DESCRIPTION OF THE TASK. Repeat every line of the data exactly, but not the pictures.

RECORDS PROVIDED.
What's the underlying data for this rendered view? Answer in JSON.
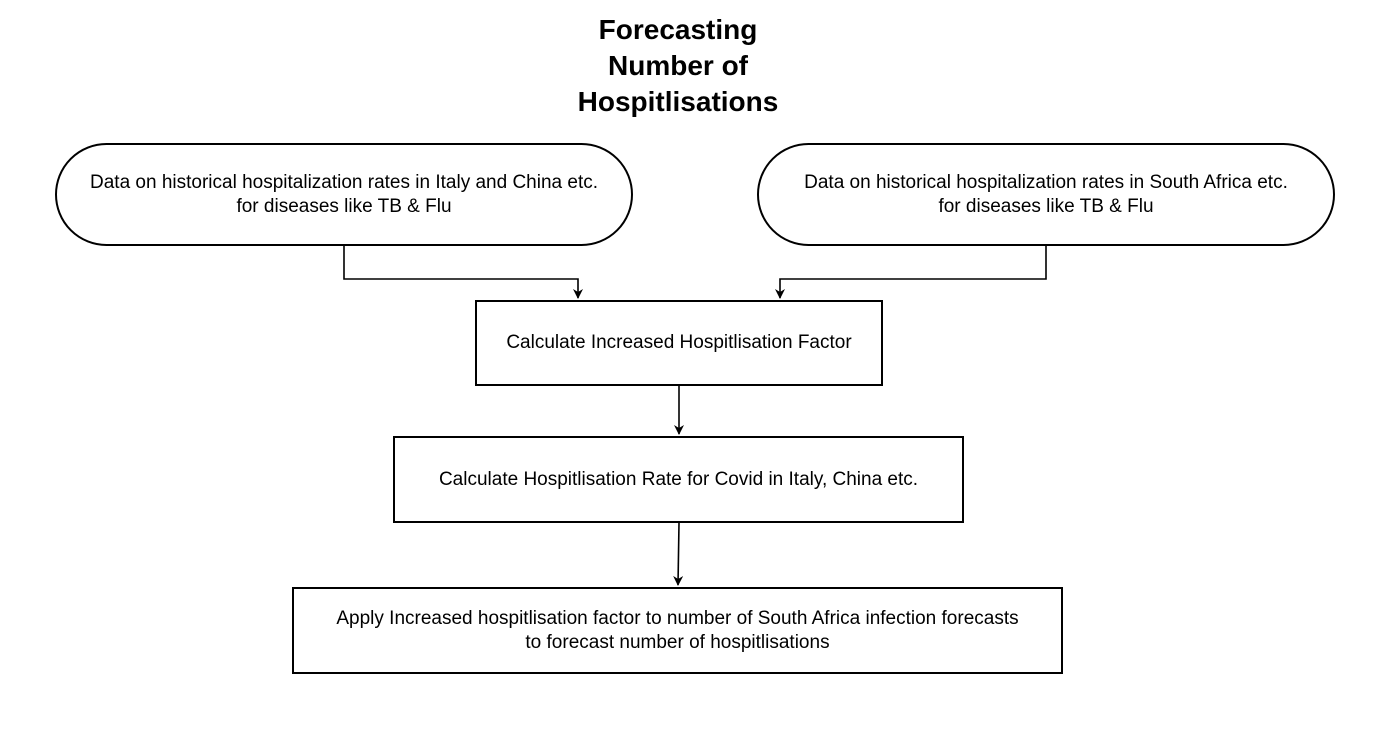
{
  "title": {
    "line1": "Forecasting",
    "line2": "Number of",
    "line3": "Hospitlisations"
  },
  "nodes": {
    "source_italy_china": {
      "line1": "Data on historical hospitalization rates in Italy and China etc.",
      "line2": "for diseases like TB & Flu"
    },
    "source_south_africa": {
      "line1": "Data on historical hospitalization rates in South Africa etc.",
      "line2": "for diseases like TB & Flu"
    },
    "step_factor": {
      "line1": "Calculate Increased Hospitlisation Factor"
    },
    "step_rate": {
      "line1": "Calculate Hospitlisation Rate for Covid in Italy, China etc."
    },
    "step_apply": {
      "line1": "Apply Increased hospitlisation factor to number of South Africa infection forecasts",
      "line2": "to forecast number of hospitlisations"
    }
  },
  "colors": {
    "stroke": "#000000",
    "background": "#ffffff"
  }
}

CORRECT ANSWER.
What's the underlying data for this rendered view? Answer in JSON.
{
  "title": {
    "line1": "Forecasting",
    "line2": "Number of",
    "line3": "Hospitlisations"
  },
  "nodes": {
    "source_italy_china": {
      "line1": "Data on historical hospitalization rates in Italy and China etc.",
      "line2": "for diseases like TB & Flu"
    },
    "source_south_africa": {
      "line1": "Data on historical hospitalization rates in South Africa etc.",
      "line2": "for diseases like TB & Flu"
    },
    "step_factor": {
      "line1": "Calculate Increased Hospitlisation Factor"
    },
    "step_rate": {
      "line1": "Calculate Hospitlisation Rate for Covid in Italy, China etc."
    },
    "step_apply": {
      "line1": "Apply Increased hospitlisation factor to number of South Africa infection forecasts",
      "line2": "to forecast number of hospitlisations"
    }
  },
  "colors": {
    "stroke": "#000000",
    "background": "#ffffff"
  }
}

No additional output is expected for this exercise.